INPUT DATA:
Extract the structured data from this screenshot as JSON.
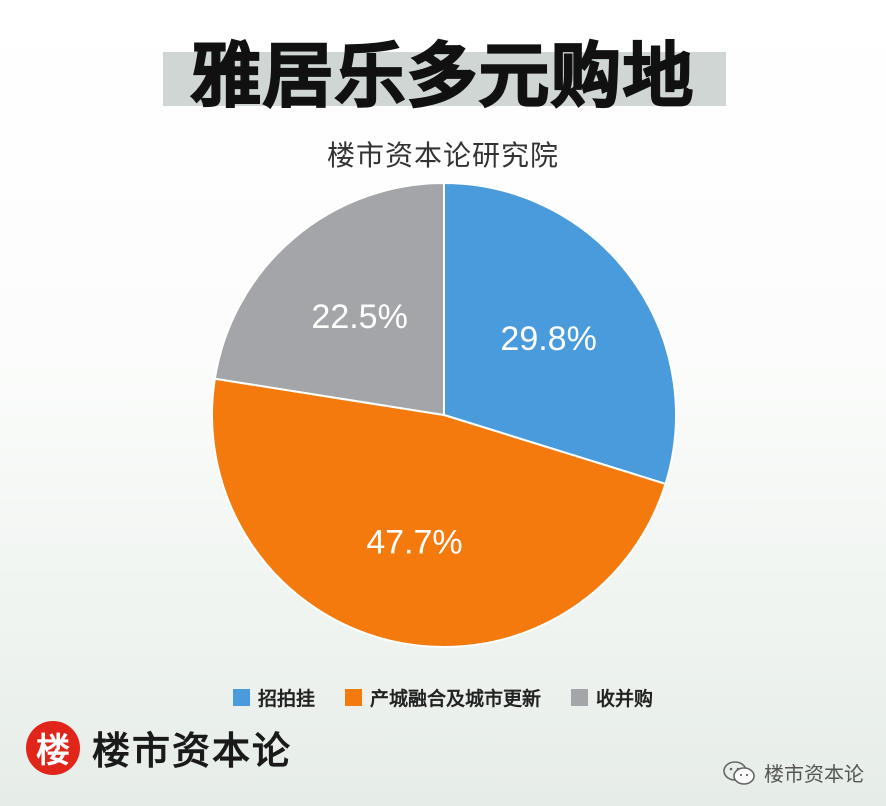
{
  "title": "雅居乐多元购地",
  "subtitle": "楼市资本论研究院",
  "chart_data": {
    "type": "pie",
    "slices": [
      {
        "label": "招拍挂",
        "value": 29.8,
        "display": "29.8%",
        "color": "#4a9bdc"
      },
      {
        "label": "产城融合及城市更新",
        "value": 47.7,
        "display": "47.7%",
        "color": "#f57a0e"
      },
      {
        "label": "收并购",
        "value": 22.5,
        "display": "22.5%",
        "color": "#a4a5a8"
      }
    ],
    "legend_position": "bottom"
  },
  "brand": {
    "badge": "楼",
    "name": "楼市资本论"
  },
  "watermark": {
    "text": "楼市资本论",
    "icon": "wechat-icon"
  }
}
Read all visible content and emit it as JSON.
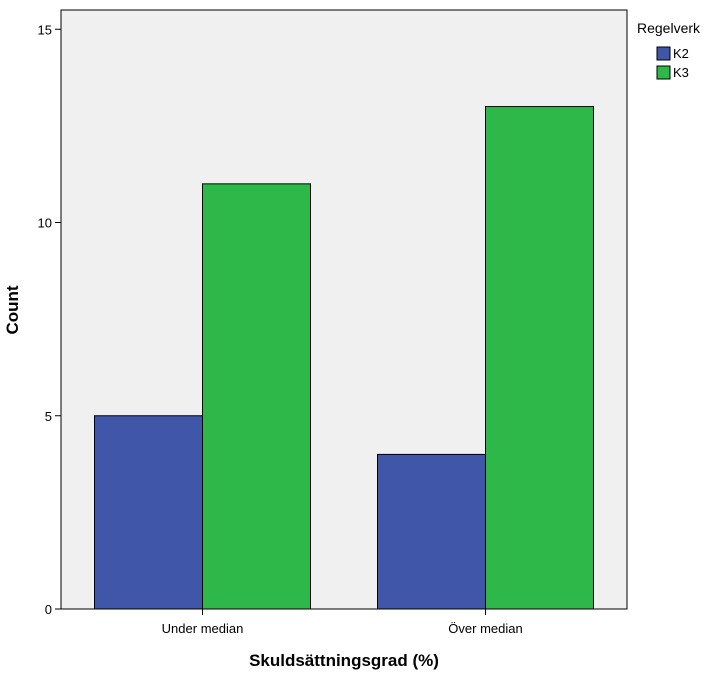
{
  "chart_data": {
    "type": "bar",
    "categories": [
      "Under median",
      "Över median"
    ],
    "series": [
      {
        "name": "K2",
        "values": [
          5,
          4
        ],
        "color": "#3f56a9"
      },
      {
        "name": "K3",
        "values": [
          11,
          13
        ],
        "color": "#2eb84a"
      }
    ],
    "xlabel": "Skuldsättningsgrad (%)",
    "ylabel": "Count",
    "ylim": [
      0,
      15.5
    ],
    "yticks": [
      0,
      5,
      10,
      15
    ],
    "legend_title": "Regelverk",
    "legend_position": "top-right",
    "grid": false,
    "plot_background": "#f0f0f0"
  }
}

JOB: Determine the number of lines in the data that contain "display" as a word or string, and state only that number.

OUTPUT FOR THIS TASK: 3